Task material start

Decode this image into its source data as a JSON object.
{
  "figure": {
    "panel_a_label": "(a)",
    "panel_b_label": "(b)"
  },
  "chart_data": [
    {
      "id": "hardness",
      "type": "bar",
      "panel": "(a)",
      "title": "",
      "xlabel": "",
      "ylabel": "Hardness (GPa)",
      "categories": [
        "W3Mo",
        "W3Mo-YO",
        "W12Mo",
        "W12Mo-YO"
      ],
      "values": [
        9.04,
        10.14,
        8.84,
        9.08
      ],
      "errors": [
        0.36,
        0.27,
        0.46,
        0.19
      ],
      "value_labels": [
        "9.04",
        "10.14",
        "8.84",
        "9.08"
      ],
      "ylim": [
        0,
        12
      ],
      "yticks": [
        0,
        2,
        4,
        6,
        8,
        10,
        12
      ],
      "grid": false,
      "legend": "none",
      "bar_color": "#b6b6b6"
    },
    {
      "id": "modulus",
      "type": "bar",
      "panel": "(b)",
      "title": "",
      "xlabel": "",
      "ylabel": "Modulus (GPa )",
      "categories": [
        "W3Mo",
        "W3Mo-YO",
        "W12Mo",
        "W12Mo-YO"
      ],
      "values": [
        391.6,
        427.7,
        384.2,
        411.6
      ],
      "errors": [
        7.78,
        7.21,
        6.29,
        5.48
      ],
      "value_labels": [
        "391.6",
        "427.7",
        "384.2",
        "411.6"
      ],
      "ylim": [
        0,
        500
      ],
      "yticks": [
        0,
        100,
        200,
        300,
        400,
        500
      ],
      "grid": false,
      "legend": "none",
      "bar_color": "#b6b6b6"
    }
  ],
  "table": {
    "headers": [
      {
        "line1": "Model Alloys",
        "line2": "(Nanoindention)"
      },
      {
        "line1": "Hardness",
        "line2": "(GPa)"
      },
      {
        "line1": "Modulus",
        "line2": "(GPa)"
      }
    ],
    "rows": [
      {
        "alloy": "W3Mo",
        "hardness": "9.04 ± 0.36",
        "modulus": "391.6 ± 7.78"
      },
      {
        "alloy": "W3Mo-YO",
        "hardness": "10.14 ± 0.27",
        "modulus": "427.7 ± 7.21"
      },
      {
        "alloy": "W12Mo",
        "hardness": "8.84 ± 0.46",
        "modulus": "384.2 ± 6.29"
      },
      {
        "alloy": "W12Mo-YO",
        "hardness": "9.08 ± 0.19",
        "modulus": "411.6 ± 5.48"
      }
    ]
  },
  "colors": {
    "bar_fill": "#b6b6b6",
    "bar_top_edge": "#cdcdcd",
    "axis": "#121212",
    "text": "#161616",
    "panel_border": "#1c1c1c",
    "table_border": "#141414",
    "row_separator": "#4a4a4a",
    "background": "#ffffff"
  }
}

Task material end

__Goal__. Give the listing above again, word for word.

__Result of the task__.
Decode this image into its source data as a JSON object.
{
  "figure": {
    "panel_a_label": "(a)",
    "panel_b_label": "(b)"
  },
  "chart_data": [
    {
      "id": "hardness",
      "type": "bar",
      "panel": "(a)",
      "title": "",
      "xlabel": "",
      "ylabel": "Hardness (GPa)",
      "categories": [
        "W3Mo",
        "W3Mo-YO",
        "W12Mo",
        "W12Mo-YO"
      ],
      "values": [
        9.04,
        10.14,
        8.84,
        9.08
      ],
      "errors": [
        0.36,
        0.27,
        0.46,
        0.19
      ],
      "value_labels": [
        "9.04",
        "10.14",
        "8.84",
        "9.08"
      ],
      "ylim": [
        0,
        12
      ],
      "yticks": [
        0,
        2,
        4,
        6,
        8,
        10,
        12
      ],
      "grid": false,
      "legend": "none",
      "bar_color": "#b6b6b6"
    },
    {
      "id": "modulus",
      "type": "bar",
      "panel": "(b)",
      "title": "",
      "xlabel": "",
      "ylabel": "Modulus (GPa )",
      "categories": [
        "W3Mo",
        "W3Mo-YO",
        "W12Mo",
        "W12Mo-YO"
      ],
      "values": [
        391.6,
        427.7,
        384.2,
        411.6
      ],
      "errors": [
        7.78,
        7.21,
        6.29,
        5.48
      ],
      "value_labels": [
        "391.6",
        "427.7",
        "384.2",
        "411.6"
      ],
      "ylim": [
        0,
        500
      ],
      "yticks": [
        0,
        100,
        200,
        300,
        400,
        500
      ],
      "grid": false,
      "legend": "none",
      "bar_color": "#b6b6b6"
    }
  ],
  "table": {
    "headers": [
      {
        "line1": "Model Alloys",
        "line2": "(Nanoindention)"
      },
      {
        "line1": "Hardness",
        "line2": "(GPa)"
      },
      {
        "line1": "Modulus",
        "line2": "(GPa)"
      }
    ],
    "rows": [
      {
        "alloy": "W3Mo",
        "hardness": "9.04 ± 0.36",
        "modulus": "391.6 ± 7.78"
      },
      {
        "alloy": "W3Mo-YO",
        "hardness": "10.14 ± 0.27",
        "modulus": "427.7 ± 7.21"
      },
      {
        "alloy": "W12Mo",
        "hardness": "8.84 ± 0.46",
        "modulus": "384.2 ± 6.29"
      },
      {
        "alloy": "W12Mo-YO",
        "hardness": "9.08 ± 0.19",
        "modulus": "411.6 ± 5.48"
      }
    ]
  },
  "colors": {
    "bar_fill": "#b6b6b6",
    "bar_top_edge": "#cdcdcd",
    "axis": "#121212",
    "text": "#161616",
    "panel_border": "#1c1c1c",
    "table_border": "#141414",
    "row_separator": "#4a4a4a",
    "background": "#ffffff"
  }
}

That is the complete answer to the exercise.